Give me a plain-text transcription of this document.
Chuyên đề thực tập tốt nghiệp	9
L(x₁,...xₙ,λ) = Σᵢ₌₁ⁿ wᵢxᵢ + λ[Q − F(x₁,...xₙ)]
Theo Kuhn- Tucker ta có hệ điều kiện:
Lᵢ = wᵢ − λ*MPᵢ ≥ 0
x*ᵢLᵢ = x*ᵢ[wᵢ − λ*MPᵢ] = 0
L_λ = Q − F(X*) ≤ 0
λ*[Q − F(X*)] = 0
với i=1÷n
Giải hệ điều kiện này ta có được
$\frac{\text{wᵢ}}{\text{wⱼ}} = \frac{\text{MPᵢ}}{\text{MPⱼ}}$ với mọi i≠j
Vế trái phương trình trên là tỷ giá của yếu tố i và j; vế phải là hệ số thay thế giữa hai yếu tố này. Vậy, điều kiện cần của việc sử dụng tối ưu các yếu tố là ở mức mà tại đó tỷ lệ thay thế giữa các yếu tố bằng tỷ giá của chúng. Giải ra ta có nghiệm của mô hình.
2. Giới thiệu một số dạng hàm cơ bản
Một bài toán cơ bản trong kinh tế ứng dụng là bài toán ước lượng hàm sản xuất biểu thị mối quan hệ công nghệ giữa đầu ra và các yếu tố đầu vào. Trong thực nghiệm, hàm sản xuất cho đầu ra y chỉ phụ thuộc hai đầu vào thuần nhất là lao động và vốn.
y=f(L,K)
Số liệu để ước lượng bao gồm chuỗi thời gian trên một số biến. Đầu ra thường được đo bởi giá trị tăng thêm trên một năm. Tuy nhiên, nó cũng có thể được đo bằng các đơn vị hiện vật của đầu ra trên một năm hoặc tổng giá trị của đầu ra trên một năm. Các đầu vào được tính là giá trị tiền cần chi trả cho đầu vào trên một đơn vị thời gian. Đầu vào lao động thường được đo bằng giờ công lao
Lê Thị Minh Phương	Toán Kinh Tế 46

····················

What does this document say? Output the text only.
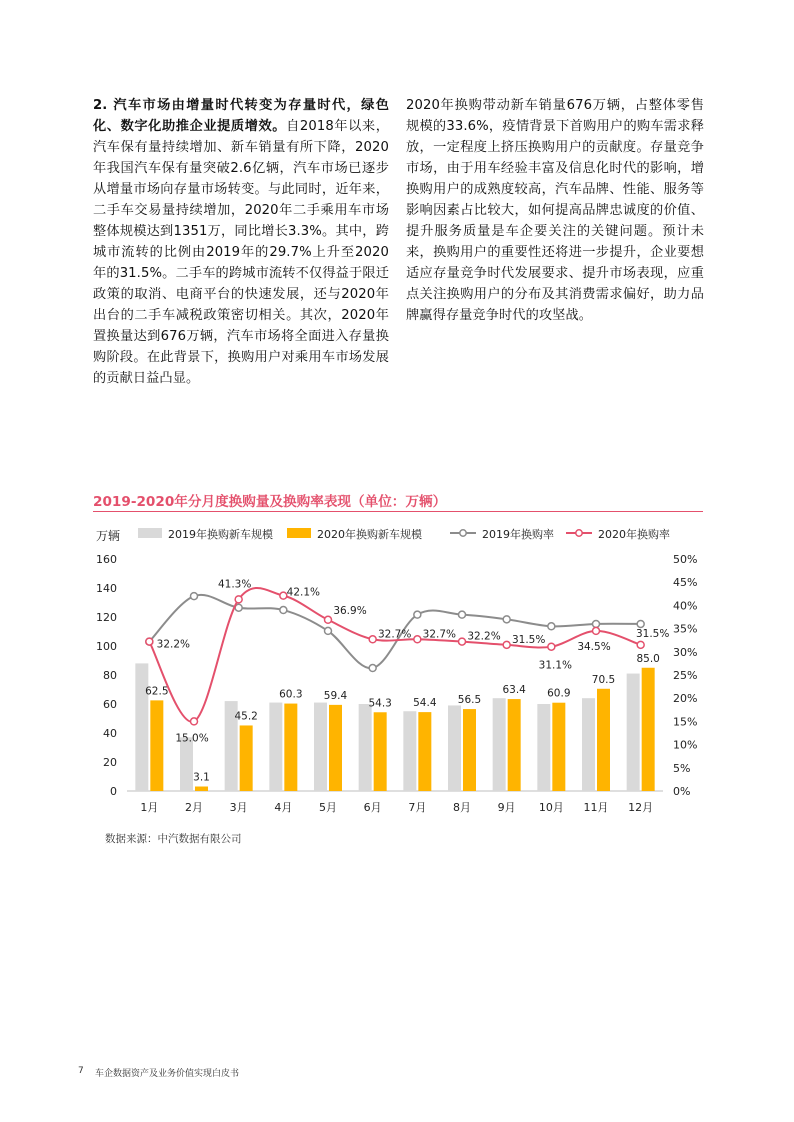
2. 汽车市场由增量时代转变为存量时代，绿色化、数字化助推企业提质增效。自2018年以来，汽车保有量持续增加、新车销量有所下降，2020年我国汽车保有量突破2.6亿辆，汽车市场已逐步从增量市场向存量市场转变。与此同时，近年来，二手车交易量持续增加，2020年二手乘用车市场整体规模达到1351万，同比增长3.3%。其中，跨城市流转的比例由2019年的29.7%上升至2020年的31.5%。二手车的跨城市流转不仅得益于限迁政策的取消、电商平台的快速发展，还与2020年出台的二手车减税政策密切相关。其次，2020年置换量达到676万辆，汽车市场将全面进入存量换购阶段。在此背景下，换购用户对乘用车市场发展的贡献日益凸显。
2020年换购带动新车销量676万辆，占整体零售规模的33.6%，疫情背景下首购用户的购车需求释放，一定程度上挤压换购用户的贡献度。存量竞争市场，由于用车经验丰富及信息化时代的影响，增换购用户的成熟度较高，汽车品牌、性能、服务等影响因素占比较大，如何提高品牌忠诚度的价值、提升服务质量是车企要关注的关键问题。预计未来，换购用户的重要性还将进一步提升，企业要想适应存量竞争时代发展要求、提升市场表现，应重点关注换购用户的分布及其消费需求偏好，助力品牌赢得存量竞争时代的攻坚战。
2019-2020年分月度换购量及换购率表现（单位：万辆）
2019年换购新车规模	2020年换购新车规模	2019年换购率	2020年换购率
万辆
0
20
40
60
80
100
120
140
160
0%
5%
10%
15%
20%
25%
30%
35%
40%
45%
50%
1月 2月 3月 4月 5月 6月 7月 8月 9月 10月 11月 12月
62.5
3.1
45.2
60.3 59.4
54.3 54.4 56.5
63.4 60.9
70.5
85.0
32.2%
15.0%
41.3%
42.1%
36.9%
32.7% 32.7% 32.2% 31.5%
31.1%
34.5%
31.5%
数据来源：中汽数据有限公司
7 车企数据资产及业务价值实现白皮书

····················

Take every line from the data above that holds "this" and copy it out.

Give me a plain-text transcription of this document.
What does this document say? Output the text only.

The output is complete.